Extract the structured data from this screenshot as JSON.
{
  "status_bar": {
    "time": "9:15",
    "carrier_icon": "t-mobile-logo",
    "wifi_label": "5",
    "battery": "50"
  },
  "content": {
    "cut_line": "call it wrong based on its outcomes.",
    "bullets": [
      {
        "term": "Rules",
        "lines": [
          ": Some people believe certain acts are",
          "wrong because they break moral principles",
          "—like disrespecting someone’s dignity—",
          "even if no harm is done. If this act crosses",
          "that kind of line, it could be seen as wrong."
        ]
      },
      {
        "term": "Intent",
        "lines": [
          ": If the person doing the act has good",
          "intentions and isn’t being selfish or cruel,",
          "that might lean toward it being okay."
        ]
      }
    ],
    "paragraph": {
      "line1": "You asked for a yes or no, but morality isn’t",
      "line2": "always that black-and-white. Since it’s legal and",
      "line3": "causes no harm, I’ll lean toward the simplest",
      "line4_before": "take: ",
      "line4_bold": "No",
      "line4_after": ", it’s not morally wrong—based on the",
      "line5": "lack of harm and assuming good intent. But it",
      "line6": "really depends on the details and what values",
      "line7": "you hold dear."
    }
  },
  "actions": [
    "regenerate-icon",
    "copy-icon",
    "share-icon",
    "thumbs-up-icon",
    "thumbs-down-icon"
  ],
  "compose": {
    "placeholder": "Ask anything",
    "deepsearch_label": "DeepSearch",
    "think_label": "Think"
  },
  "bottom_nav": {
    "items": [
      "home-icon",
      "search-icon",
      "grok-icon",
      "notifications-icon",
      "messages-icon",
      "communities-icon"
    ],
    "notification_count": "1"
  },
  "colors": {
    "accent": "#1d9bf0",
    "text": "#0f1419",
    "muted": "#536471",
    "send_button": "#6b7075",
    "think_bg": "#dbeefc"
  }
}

+-------+

== SET PROBLEM ==
Print the whole listing exactly as it is.

== PROBLEM SOLUTION ==
Extract the structured data from this screenshot as JSON.
{
  "status_bar": {
    "time": "9:15",
    "carrier_icon": "t-mobile-logo",
    "wifi_label": "5",
    "battery": "50"
  },
  "content": {
    "cut_line": "call it wrong based on its outcomes.",
    "bullets": [
      {
        "term": "Rules",
        "lines": [
          ": Some people believe certain acts are",
          "wrong because they break moral principles",
          "—like disrespecting someone’s dignity—",
          "even if no harm is done. If this act crosses",
          "that kind of line, it could be seen as wrong."
        ]
      },
      {
        "term": "Intent",
        "lines": [
          ": If the person doing the act has good",
          "intentions and isn’t being selfish or cruel,",
          "that might lean toward it being okay."
        ]
      }
    ],
    "paragraph": {
      "line1": "You asked for a yes or no, but morality isn’t",
      "line2": "always that black-and-white. Since it’s legal and",
      "line3": "causes no harm, I’ll lean toward the simplest",
      "line4_before": "take: ",
      "line4_bold": "No",
      "line4_after": ", it’s not morally wrong—based on the",
      "line5": "lack of harm and assuming good intent. But it",
      "line6": "really depends on the details and what values",
      "line7": "you hold dear."
    }
  },
  "actions": [
    "regenerate-icon",
    "copy-icon",
    "share-icon",
    "thumbs-up-icon",
    "thumbs-down-icon"
  ],
  "compose": {
    "placeholder": "Ask anything",
    "deepsearch_label": "DeepSearch",
    "think_label": "Think"
  },
  "bottom_nav": {
    "items": [
      "home-icon",
      "search-icon",
      "grok-icon",
      "notifications-icon",
      "messages-icon",
      "communities-icon"
    ],
    "notification_count": "1"
  },
  "colors": {
    "accent": "#1d9bf0",
    "text": "#0f1419",
    "muted": "#536471",
    "send_button": "#6b7075",
    "think_bg": "#dbeefc"
  }
}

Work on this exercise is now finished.